[RECORD SET]
— begin —
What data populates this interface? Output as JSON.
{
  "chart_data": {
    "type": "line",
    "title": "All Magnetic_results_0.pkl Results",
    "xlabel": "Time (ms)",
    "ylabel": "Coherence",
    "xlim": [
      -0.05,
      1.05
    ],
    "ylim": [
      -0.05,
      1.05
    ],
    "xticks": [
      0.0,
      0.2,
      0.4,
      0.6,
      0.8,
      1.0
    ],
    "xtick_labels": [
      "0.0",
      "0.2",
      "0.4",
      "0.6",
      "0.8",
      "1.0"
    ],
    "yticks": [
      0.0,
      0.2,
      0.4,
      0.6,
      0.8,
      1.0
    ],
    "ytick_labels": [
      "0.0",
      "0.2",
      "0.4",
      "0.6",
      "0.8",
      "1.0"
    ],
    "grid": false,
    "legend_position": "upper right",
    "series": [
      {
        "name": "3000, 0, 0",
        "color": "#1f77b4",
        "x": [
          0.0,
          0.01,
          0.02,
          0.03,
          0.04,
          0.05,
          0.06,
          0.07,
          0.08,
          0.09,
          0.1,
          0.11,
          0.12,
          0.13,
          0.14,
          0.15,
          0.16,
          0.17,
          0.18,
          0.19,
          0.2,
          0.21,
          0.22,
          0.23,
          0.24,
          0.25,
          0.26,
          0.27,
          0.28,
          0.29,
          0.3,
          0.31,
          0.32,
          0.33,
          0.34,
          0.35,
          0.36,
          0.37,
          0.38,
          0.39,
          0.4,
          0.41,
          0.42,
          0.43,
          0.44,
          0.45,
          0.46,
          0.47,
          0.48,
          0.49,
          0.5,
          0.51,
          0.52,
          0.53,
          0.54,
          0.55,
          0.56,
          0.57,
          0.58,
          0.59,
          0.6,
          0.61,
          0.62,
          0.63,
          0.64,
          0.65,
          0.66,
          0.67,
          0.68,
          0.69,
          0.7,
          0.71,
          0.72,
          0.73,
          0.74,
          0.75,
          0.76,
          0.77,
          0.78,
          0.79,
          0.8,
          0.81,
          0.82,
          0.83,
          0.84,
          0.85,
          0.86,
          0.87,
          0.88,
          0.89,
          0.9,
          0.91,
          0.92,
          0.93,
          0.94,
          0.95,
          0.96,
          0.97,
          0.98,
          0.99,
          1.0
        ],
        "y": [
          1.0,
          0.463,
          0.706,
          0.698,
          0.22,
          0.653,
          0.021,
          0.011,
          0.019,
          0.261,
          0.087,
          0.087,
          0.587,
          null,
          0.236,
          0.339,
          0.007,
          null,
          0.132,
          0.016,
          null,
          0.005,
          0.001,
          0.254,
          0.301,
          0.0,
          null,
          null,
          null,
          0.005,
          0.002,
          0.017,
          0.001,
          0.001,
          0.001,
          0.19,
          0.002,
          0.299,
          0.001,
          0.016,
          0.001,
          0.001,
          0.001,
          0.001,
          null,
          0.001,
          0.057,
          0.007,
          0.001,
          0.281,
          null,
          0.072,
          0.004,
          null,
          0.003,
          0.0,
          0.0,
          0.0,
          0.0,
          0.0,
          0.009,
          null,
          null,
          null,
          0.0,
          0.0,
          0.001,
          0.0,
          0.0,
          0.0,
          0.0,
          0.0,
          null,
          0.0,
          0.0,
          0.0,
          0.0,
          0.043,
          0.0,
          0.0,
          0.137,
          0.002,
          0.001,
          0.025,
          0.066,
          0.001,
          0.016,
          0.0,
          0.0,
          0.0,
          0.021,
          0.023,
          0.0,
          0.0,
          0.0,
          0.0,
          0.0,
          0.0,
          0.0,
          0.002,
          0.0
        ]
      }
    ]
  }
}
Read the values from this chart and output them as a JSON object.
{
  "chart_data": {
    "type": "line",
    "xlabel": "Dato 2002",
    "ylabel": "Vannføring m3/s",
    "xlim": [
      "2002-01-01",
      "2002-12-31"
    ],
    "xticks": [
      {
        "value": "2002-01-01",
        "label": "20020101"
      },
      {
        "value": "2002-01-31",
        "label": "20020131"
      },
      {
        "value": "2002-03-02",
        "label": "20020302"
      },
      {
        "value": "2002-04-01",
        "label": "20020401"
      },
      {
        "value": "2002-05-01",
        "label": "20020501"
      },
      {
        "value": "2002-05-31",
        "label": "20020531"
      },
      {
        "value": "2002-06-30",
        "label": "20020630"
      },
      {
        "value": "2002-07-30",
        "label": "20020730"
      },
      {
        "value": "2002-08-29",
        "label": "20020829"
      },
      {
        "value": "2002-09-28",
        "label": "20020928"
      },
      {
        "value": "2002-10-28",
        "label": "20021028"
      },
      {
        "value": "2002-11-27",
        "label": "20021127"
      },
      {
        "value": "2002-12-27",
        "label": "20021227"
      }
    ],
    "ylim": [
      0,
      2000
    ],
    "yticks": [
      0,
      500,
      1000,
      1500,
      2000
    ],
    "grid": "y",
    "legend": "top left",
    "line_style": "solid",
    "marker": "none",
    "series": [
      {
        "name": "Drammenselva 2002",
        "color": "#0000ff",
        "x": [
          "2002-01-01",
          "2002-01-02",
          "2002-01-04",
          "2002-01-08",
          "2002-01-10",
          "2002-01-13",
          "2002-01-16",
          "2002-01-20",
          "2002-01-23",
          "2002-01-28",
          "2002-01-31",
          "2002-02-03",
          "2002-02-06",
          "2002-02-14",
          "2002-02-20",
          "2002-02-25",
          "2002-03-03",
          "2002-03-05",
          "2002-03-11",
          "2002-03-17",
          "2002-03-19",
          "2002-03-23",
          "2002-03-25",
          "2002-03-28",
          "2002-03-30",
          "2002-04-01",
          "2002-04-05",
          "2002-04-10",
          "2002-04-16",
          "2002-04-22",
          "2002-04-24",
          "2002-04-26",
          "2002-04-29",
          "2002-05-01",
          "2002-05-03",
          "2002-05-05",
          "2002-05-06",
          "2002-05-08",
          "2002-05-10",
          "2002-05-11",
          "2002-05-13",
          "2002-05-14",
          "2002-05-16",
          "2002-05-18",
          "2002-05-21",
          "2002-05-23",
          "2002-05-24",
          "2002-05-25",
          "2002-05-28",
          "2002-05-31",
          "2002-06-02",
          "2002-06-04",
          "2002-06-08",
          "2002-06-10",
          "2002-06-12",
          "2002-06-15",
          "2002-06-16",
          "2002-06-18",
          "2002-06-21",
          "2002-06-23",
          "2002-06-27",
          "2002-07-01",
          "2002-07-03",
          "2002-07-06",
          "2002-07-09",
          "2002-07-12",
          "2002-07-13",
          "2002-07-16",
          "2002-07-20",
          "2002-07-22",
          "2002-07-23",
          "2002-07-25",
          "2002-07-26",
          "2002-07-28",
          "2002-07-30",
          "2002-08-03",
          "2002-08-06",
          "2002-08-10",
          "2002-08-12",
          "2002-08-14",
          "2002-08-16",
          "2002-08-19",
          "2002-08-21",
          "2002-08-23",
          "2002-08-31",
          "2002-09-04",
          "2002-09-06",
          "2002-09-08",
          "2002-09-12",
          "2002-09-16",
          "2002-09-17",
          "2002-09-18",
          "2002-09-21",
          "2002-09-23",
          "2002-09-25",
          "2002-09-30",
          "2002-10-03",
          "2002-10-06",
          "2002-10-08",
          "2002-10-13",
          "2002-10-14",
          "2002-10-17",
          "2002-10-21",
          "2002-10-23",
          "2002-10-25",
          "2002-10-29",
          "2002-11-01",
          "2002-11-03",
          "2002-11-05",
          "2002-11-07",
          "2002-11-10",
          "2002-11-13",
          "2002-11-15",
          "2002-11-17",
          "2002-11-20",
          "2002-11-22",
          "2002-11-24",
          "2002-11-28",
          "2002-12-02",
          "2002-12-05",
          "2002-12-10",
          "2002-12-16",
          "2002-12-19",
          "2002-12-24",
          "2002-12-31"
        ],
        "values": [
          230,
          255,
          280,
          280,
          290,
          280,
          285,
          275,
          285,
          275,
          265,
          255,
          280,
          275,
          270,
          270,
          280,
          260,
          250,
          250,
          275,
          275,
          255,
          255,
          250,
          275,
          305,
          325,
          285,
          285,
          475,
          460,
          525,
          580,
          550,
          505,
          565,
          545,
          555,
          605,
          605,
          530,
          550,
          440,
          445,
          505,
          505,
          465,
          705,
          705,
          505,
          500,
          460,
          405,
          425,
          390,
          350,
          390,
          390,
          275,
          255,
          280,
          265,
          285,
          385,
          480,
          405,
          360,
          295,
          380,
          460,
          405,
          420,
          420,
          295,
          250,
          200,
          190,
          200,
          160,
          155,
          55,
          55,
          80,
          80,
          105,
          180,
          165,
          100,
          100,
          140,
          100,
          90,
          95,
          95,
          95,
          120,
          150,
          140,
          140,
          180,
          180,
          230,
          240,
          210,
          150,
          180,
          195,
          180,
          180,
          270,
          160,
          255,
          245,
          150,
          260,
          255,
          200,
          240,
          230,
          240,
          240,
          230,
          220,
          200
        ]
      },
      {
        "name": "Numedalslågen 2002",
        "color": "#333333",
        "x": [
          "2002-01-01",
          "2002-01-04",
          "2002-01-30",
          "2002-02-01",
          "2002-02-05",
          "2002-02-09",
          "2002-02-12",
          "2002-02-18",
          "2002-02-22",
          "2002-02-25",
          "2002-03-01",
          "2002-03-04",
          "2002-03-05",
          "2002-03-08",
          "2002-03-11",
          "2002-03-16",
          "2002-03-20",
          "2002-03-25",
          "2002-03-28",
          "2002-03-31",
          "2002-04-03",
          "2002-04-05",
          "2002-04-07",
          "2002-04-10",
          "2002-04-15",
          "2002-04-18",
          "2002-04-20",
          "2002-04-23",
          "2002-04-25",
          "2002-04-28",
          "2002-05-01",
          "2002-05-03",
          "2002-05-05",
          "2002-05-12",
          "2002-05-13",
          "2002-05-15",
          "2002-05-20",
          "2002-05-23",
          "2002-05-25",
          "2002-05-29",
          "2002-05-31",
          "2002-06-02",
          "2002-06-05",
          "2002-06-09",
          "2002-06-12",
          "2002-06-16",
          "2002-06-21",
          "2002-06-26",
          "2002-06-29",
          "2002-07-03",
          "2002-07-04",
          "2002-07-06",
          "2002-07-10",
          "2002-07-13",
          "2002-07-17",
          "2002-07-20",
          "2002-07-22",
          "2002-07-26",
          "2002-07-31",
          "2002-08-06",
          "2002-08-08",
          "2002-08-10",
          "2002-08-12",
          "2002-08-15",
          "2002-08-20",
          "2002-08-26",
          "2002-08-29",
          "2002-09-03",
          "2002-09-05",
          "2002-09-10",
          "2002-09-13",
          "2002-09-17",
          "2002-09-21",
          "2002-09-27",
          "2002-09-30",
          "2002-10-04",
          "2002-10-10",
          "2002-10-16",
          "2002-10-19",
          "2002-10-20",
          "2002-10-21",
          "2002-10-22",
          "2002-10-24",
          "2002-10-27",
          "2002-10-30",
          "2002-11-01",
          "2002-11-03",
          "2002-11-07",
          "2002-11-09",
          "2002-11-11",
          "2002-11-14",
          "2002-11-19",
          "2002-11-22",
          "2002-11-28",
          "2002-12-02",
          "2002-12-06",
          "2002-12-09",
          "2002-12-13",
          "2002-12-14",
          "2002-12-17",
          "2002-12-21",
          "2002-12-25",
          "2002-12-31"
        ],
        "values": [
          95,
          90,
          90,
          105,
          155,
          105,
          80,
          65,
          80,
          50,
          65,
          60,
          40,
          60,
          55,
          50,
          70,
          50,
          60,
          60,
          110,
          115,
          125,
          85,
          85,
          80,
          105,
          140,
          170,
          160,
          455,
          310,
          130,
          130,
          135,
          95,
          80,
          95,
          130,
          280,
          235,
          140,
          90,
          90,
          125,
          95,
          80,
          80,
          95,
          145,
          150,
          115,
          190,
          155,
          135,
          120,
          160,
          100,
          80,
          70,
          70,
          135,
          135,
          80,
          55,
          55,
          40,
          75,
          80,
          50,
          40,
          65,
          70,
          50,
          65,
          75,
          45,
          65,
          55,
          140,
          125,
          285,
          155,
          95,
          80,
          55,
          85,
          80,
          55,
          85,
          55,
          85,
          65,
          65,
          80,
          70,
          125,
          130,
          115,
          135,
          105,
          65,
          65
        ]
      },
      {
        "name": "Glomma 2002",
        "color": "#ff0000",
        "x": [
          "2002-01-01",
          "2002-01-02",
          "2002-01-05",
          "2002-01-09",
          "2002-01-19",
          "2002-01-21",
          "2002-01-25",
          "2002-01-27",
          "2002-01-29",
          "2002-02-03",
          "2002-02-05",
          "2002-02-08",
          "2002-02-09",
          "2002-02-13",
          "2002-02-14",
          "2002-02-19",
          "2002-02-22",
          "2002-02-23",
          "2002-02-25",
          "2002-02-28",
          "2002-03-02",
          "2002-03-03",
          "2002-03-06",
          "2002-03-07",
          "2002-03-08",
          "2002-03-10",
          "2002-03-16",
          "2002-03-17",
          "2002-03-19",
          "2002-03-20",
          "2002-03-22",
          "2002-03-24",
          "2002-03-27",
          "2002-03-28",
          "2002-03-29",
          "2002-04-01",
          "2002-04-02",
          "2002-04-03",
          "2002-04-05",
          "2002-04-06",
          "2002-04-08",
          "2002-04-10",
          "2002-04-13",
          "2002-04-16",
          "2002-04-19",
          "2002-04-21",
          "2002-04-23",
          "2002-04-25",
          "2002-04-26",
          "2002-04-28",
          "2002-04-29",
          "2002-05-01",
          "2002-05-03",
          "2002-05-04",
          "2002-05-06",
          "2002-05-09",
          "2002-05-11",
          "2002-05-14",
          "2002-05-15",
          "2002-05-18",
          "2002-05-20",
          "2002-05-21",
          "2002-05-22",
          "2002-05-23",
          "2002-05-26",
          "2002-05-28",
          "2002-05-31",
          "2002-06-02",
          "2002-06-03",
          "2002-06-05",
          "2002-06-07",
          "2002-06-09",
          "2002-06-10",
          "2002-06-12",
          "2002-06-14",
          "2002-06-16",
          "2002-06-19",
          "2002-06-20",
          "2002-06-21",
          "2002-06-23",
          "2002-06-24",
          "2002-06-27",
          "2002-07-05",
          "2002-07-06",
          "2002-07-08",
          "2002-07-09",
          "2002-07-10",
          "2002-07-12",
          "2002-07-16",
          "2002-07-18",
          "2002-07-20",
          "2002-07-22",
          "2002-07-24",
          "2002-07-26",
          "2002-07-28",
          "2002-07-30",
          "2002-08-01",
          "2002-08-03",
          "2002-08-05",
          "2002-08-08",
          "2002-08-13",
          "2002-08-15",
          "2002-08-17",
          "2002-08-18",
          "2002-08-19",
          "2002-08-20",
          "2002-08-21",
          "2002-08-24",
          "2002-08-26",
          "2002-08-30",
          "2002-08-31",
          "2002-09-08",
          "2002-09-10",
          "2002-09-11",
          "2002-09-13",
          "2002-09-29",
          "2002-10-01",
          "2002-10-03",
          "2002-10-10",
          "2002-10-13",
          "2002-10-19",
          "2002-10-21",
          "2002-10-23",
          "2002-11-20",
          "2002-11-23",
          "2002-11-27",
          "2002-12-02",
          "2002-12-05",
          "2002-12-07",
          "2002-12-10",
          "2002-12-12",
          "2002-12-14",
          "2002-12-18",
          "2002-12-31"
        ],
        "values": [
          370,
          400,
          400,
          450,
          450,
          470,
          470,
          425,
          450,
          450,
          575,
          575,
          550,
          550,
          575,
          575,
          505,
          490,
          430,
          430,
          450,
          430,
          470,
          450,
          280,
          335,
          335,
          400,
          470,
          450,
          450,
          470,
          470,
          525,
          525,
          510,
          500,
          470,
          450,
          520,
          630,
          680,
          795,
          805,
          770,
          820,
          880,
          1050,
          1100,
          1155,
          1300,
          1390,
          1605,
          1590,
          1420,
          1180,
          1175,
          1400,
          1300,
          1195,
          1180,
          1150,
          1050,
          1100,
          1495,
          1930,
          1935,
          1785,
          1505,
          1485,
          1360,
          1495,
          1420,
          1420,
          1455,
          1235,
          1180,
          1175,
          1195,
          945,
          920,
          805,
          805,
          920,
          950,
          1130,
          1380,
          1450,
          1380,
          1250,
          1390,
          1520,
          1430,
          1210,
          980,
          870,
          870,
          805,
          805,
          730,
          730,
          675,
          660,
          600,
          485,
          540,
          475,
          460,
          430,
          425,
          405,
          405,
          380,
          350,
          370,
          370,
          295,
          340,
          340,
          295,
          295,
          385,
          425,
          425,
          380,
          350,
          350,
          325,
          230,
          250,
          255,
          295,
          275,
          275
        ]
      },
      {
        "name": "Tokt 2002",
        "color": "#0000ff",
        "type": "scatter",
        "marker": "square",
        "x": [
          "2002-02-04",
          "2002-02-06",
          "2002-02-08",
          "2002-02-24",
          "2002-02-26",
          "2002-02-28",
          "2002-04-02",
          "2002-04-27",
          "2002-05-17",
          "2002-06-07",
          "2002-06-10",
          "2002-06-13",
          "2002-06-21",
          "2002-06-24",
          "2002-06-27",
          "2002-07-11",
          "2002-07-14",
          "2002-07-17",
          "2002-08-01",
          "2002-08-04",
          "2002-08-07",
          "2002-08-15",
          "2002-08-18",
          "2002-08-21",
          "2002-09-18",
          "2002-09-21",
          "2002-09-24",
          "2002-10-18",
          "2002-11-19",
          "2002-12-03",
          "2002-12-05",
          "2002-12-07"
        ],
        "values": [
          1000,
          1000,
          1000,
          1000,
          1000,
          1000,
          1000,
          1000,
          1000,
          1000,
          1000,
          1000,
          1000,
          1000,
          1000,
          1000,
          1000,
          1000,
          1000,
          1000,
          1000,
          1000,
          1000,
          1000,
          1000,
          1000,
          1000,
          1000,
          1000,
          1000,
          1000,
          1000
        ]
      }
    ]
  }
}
— end —
[OBJECTIVE]
From the data above, count the lines where "color" occurs and give that figure and nothing else.

[OUTPUT OF THE TASK]
5